What the task asks
Search the records for "Contacted". Copy every line where it appears.

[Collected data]
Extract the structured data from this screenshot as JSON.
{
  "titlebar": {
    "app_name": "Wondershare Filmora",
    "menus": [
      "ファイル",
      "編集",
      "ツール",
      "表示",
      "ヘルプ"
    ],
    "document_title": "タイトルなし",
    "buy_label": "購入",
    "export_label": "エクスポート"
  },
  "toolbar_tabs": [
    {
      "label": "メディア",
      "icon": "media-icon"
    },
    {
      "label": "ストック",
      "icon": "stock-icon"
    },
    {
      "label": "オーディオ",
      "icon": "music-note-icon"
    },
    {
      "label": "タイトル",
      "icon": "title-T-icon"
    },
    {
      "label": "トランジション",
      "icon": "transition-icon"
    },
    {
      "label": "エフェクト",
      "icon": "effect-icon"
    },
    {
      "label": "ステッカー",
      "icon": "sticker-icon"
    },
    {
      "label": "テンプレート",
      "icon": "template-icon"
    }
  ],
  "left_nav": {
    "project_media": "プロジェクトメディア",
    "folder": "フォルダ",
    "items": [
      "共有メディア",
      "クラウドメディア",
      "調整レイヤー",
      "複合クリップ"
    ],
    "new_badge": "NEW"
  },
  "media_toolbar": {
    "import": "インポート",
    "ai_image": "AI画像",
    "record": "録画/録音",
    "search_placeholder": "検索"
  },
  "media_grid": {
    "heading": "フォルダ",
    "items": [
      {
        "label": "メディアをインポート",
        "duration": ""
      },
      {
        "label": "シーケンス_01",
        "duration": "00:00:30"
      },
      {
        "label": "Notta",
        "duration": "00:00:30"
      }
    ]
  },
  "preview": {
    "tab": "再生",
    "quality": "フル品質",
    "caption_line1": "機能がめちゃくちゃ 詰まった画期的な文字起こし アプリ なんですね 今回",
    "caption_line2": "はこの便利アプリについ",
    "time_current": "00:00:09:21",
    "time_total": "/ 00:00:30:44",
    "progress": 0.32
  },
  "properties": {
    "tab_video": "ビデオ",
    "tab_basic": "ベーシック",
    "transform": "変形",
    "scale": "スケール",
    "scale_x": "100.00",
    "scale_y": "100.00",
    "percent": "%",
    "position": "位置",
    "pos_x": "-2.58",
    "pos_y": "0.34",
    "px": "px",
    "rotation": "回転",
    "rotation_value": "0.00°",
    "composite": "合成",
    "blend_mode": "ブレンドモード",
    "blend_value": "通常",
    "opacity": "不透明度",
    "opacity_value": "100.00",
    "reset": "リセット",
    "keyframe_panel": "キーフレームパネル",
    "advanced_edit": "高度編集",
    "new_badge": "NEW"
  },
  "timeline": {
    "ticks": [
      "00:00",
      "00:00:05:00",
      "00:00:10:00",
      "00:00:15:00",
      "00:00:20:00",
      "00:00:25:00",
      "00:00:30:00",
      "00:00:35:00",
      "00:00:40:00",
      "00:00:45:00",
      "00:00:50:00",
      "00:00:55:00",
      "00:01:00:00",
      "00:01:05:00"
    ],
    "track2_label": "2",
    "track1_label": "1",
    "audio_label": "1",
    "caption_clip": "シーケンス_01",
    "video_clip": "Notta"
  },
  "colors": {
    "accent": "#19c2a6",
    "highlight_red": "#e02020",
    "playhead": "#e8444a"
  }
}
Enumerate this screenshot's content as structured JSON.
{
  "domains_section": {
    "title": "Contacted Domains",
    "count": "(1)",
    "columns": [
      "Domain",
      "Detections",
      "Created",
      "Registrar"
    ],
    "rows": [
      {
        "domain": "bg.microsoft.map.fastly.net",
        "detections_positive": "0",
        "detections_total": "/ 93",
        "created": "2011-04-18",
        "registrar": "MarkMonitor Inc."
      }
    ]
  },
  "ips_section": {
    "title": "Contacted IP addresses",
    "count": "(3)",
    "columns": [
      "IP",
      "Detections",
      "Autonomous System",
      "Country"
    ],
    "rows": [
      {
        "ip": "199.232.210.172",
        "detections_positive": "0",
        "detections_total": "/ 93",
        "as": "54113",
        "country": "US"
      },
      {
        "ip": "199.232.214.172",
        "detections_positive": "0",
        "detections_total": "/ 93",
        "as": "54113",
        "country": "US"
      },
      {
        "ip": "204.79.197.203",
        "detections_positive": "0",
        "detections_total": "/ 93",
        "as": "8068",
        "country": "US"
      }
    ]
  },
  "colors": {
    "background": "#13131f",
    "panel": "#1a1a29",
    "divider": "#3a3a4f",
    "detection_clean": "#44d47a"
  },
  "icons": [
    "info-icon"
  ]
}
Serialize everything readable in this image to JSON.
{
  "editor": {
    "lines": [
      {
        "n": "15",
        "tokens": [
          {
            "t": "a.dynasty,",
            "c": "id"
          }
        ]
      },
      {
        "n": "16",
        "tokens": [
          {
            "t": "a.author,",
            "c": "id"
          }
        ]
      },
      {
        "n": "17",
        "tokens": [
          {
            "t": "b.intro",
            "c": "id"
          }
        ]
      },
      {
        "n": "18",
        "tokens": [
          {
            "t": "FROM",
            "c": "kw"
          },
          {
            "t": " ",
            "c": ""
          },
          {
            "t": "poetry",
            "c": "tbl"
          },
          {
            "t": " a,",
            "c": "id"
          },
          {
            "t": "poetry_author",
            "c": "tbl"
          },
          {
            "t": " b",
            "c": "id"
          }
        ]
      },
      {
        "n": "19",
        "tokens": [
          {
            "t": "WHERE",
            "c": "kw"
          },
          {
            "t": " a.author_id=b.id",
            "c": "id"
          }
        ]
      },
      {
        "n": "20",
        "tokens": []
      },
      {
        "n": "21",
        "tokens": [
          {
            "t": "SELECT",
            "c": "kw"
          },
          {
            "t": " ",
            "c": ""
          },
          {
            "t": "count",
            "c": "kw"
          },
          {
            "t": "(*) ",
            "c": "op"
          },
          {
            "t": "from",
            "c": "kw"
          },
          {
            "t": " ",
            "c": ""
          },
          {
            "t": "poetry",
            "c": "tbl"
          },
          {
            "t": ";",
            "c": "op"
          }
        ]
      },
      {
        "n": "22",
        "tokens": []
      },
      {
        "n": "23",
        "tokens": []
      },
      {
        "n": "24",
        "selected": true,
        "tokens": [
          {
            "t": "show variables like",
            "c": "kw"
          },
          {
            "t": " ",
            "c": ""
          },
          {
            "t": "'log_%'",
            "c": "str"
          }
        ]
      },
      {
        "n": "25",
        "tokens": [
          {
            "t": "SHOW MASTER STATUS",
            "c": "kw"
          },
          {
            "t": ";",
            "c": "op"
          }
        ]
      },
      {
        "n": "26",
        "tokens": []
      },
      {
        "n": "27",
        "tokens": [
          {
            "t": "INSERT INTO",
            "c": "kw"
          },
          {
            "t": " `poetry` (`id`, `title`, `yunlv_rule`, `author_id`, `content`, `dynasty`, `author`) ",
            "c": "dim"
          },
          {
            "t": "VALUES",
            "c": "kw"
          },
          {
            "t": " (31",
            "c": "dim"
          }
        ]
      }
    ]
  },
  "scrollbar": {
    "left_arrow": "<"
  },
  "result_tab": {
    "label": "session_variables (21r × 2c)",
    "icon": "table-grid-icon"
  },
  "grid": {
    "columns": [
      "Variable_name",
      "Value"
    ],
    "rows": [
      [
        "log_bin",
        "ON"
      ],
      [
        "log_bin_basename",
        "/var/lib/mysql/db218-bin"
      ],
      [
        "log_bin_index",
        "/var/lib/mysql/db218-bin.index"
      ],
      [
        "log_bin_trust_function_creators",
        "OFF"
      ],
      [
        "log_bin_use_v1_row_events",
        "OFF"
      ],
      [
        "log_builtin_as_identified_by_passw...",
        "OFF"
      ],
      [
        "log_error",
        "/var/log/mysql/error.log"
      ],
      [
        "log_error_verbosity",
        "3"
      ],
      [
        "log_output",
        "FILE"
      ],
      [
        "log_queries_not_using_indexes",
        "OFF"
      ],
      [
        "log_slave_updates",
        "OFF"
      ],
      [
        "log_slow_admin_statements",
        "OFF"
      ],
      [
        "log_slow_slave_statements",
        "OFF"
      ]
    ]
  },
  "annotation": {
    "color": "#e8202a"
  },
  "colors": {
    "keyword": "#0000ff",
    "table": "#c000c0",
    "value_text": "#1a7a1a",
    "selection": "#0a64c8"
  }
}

Problem solution
    "title": "Contacted Domains",
    "title": "Contacted IP addresses",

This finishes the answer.